Problem details: Each line containing the word "округа" should be found and copied.

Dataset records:
_____

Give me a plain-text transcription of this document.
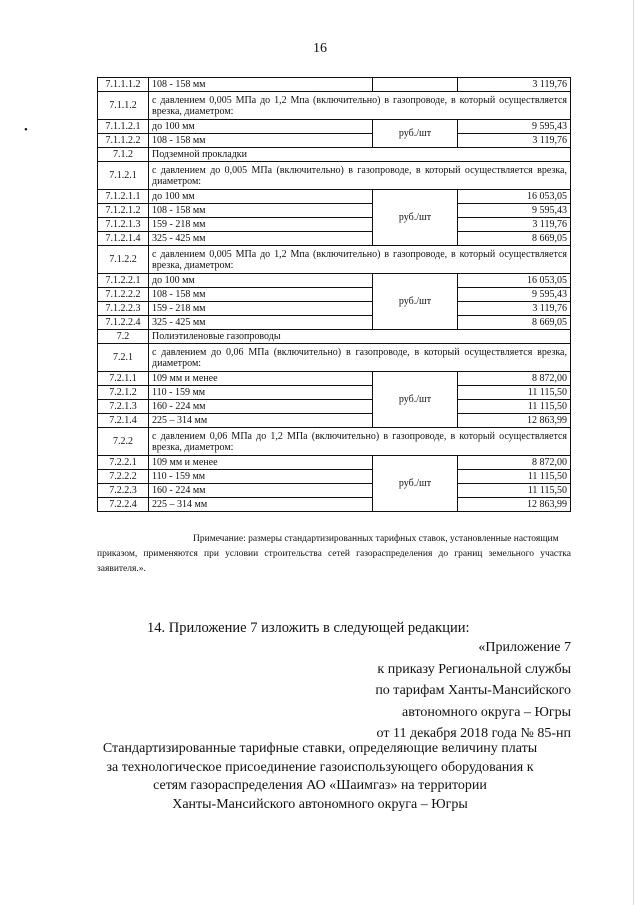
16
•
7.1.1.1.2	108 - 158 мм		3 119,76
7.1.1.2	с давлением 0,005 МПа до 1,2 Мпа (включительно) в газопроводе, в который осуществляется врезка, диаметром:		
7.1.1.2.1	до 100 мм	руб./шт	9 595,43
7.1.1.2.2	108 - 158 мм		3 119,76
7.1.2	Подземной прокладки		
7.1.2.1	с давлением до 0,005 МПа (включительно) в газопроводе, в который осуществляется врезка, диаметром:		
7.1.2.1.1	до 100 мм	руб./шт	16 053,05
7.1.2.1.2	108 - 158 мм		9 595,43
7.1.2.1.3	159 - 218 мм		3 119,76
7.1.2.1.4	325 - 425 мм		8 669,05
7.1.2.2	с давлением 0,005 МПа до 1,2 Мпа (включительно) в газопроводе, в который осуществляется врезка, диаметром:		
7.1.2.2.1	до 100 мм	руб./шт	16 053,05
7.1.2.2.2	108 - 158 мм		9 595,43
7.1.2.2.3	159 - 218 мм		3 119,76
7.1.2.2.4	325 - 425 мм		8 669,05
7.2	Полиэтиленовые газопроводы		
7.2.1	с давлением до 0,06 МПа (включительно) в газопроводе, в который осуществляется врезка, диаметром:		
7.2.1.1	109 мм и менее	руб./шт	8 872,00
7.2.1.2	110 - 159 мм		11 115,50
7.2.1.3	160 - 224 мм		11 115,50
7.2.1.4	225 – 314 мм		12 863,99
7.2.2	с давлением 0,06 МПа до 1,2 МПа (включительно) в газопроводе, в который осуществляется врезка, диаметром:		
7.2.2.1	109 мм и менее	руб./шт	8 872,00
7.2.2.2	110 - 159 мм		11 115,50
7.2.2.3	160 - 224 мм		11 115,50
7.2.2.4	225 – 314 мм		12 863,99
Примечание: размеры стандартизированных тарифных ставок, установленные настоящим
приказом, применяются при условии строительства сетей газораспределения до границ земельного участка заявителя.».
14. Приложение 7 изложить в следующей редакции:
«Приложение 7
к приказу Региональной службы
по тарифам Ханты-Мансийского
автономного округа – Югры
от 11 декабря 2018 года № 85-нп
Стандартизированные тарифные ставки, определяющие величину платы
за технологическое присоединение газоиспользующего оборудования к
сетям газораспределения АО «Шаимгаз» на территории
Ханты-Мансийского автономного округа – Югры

_____

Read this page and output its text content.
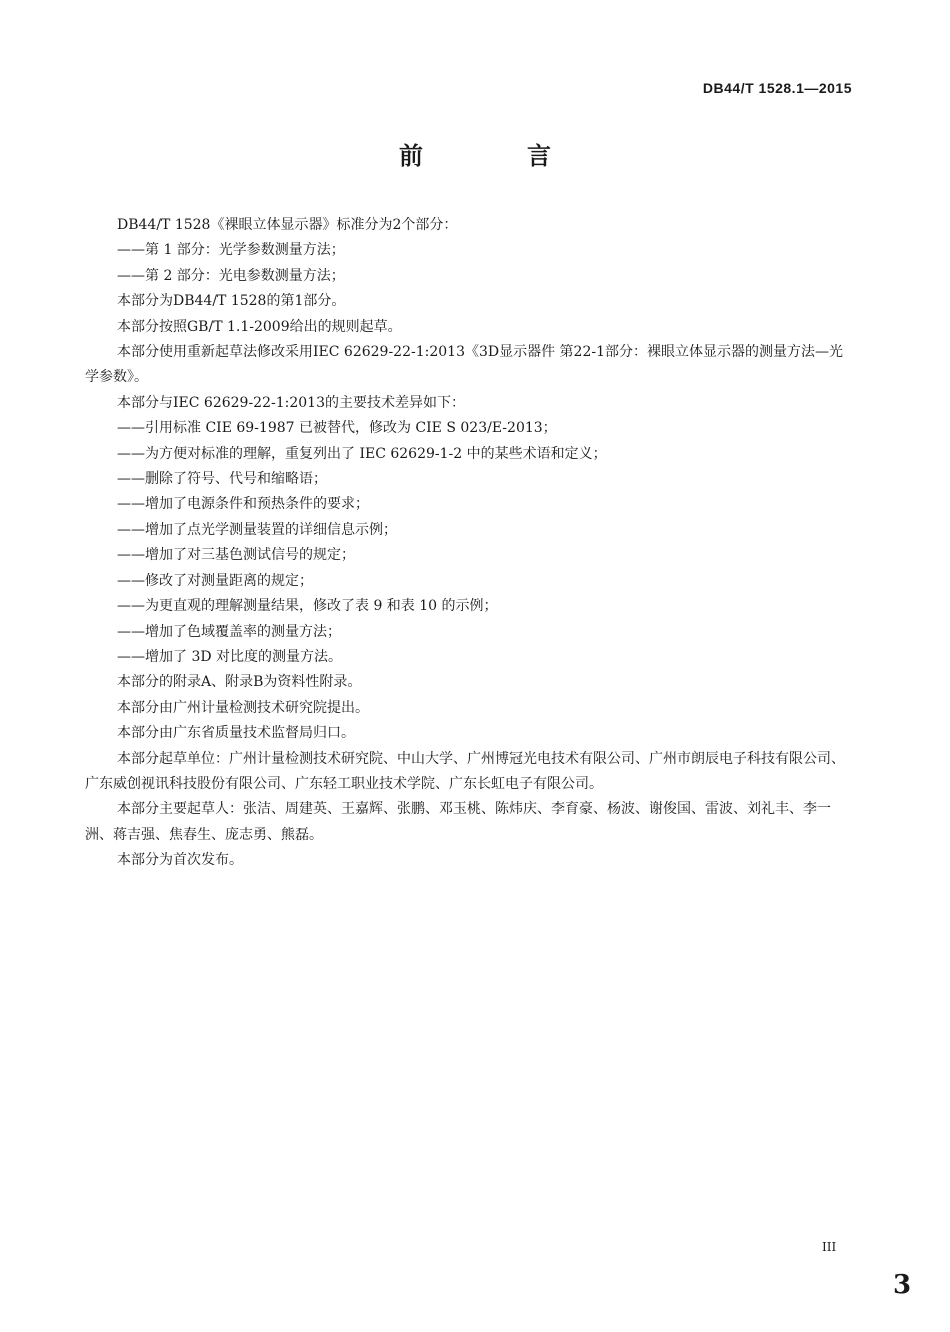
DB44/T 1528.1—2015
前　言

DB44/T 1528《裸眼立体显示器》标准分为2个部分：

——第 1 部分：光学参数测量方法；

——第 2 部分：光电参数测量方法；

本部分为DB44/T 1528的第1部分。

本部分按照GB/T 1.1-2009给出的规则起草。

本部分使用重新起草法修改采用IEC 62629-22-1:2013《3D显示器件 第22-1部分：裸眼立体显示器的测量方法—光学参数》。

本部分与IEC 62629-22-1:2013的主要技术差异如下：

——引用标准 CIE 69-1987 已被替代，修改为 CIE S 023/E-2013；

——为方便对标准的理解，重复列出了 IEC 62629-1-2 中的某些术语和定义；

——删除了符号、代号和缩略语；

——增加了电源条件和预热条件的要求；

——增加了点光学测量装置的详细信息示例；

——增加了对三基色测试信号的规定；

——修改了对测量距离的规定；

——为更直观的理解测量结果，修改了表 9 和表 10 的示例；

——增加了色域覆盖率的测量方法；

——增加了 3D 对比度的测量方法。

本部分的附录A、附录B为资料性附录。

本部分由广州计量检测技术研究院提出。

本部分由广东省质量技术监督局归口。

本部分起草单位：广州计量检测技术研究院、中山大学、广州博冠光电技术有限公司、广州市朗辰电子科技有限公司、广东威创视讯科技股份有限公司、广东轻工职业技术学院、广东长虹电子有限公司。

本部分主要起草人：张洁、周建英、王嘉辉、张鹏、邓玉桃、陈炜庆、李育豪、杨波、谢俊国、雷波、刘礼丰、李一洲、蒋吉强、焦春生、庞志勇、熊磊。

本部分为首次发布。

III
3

_____

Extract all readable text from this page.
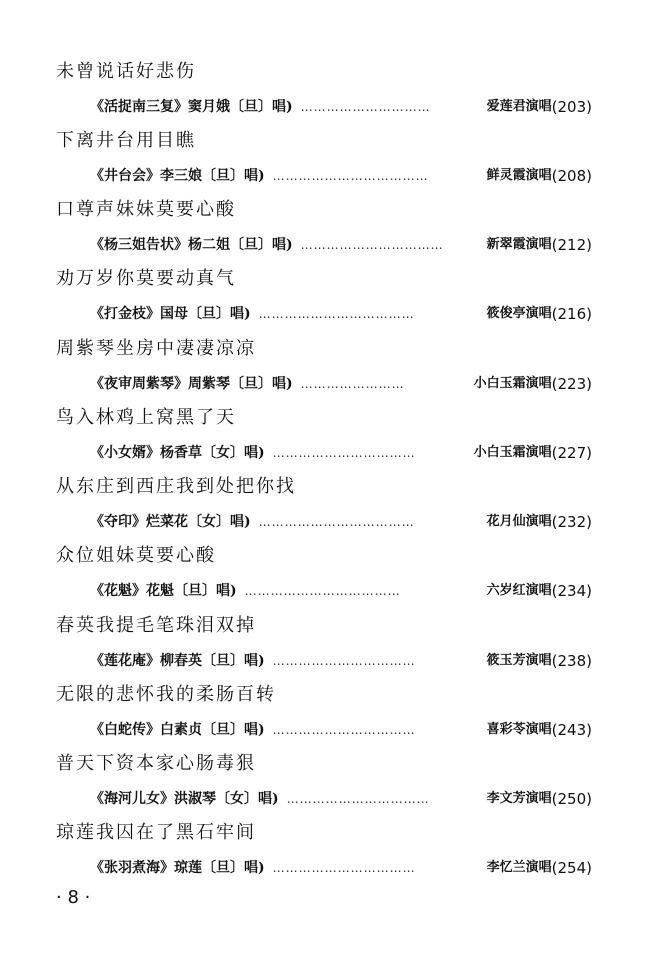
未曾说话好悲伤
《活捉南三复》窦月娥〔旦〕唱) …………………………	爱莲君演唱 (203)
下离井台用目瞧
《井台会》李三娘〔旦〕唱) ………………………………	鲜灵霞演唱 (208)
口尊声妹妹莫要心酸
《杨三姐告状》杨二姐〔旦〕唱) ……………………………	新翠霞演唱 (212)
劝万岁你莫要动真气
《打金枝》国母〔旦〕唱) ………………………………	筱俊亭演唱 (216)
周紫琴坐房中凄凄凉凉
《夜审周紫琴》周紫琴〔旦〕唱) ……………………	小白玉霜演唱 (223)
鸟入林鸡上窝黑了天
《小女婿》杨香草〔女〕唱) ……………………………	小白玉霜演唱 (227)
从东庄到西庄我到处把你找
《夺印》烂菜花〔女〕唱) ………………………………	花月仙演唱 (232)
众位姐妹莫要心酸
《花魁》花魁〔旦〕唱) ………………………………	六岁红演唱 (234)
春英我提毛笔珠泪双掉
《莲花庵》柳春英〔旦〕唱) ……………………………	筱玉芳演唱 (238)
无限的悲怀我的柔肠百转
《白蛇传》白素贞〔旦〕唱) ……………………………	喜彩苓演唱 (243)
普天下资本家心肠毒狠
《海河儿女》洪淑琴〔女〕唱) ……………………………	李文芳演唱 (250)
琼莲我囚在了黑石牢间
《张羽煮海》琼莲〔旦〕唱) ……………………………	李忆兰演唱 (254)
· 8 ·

_____

Reply to the exercise:
автономного округа – Югры
Ханты-Мансийского автономного округа – Югры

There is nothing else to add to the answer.